▸ **Work to be completed**:
Transcribe all of the material below word for word and leave out its pictures.

▬▬▬▬▬▬▬▬▬▬

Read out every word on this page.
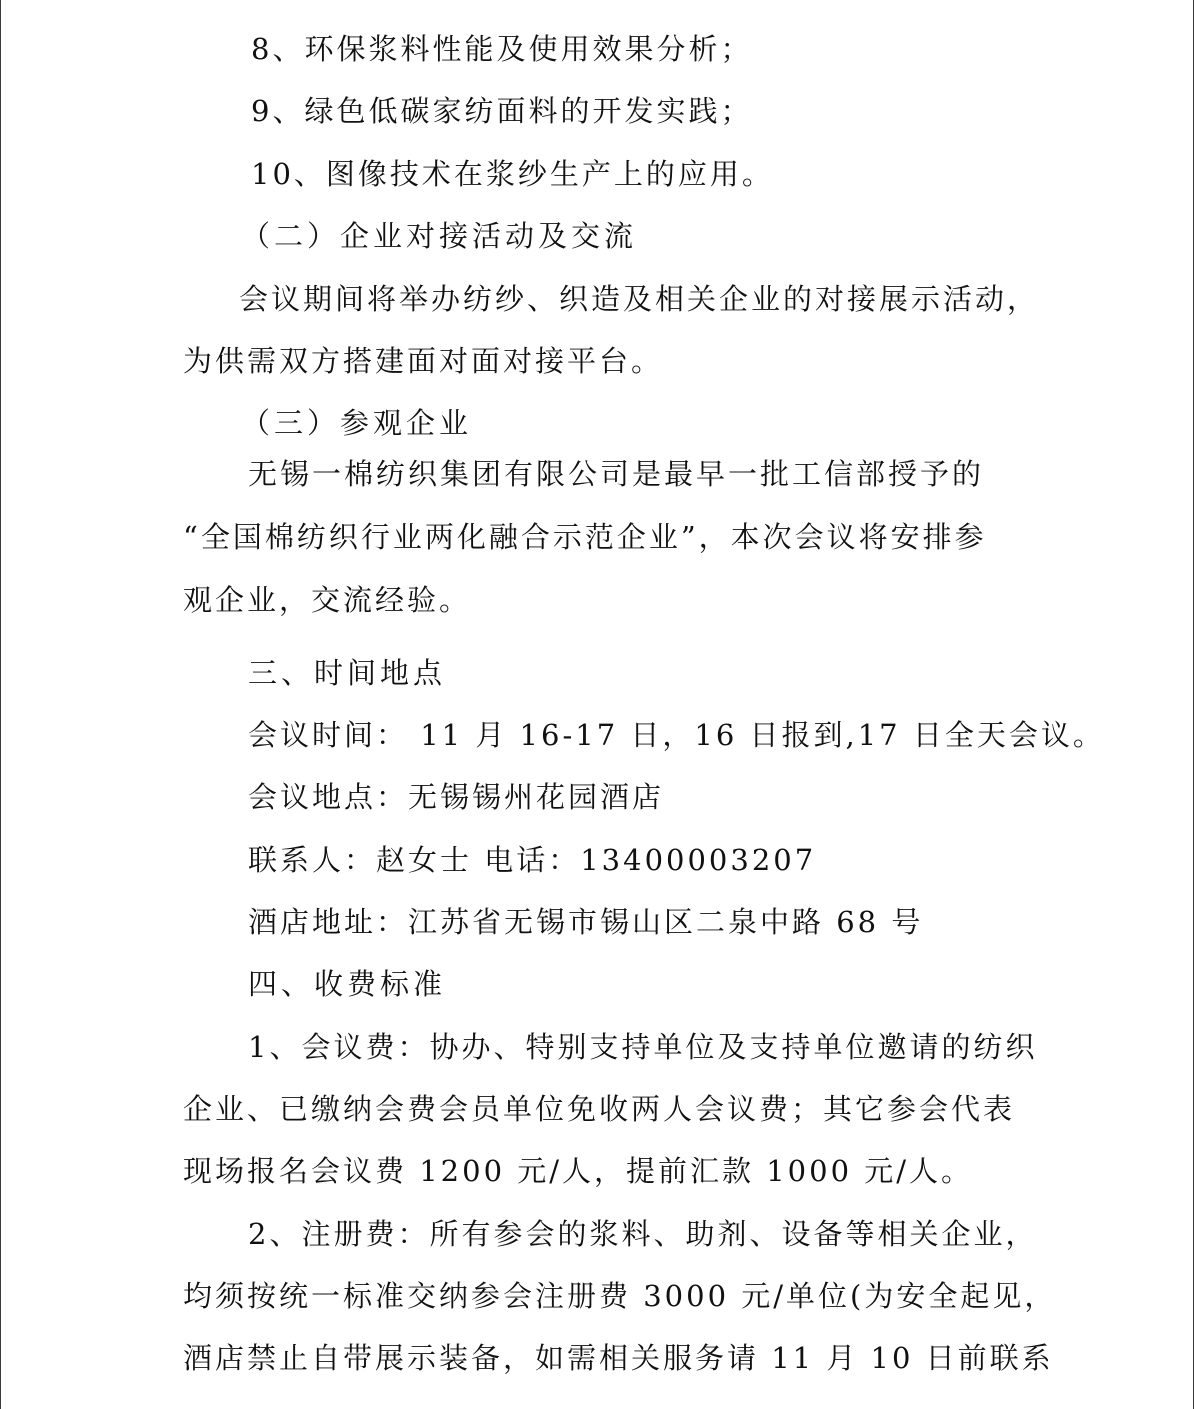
8、环保浆料性能及使用效果分析；
9、绿色低碳家纺面料的开发实践；
10、图像技术在浆纱生产上的应用。
（二）企业对接活动及交流
会议期间将举办纺纱、织造及相关企业的对接展示活动，
为供需双方搭建面对面对接平台。
（三）参观企业
无锡一棉纺织集团有限公司是最早一批工信部授予的
“全国棉纺织行业两化融合示范企业”，本次会议将安排参
观企业，交流经验。
三、时间地点
会议时间： 11 月 16-17 日，16 日报到,17 日全天会议。
会议地点：无锡锡州花园酒店
联系人：赵女士 电话：13400003207
酒店地址：江苏省无锡市锡山区二泉中路 68 号
四、收费标准
1、会议费：协办、特别支持单位及支持单位邀请的纺织
企业、已缴纳会费会员单位免收两人会议费；其它参会代表
现场报名会议费 1200 元/人，提前汇款 1000 元/人。
2、注册费：所有参会的浆料、助剂、设备等相关企业，
均须按统一标准交纳参会注册费 3000 元/单位(为安全起见，
酒店禁止自带展示装备，如需相关服务请 11 月 10 日前联系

▬▬▬▬▬▬▬▬▬▬

▸ **The response**:
Read out every word on this page.
8、环保浆料性能及使用效果分析；
9、绿色低碳家纺面料的开发实践；
10、图像技术在浆纱生产上的应用。
（二）企业对接活动及交流
会议期间将举办纺纱、织造及相关企业的对接展示活动，
为供需双方搭建面对面对接平台。
（三）参观企业
无锡一棉纺织集团有限公司是最早一批工信部授予的
“全国棉纺织行业两化融合示范企业”，本次会议将安排参
观企业，交流经验。
三、时间地点
会议时间： 11 月 16-17 日，16 日报到,17 日全天会议。
会议地点：无锡锡州花园酒店
联系人：赵女士 电话：13400003207
酒店地址：江苏省无锡市锡山区二泉中路 68 号
四、收费标准
1、会议费：协办、特别支持单位及支持单位邀请的纺织
企业、已缴纳会费会员单位免收两人会议费；其它参会代表
现场报名会议费 1200 元/人，提前汇款 1000 元/人。
2、注册费：所有参会的浆料、助剂、设备等相关企业，
均须按统一标准交纳参会注册费 3000 元/单位(为安全起见，
酒店禁止自带展示装备，如需相关服务请 11 月 10 日前联系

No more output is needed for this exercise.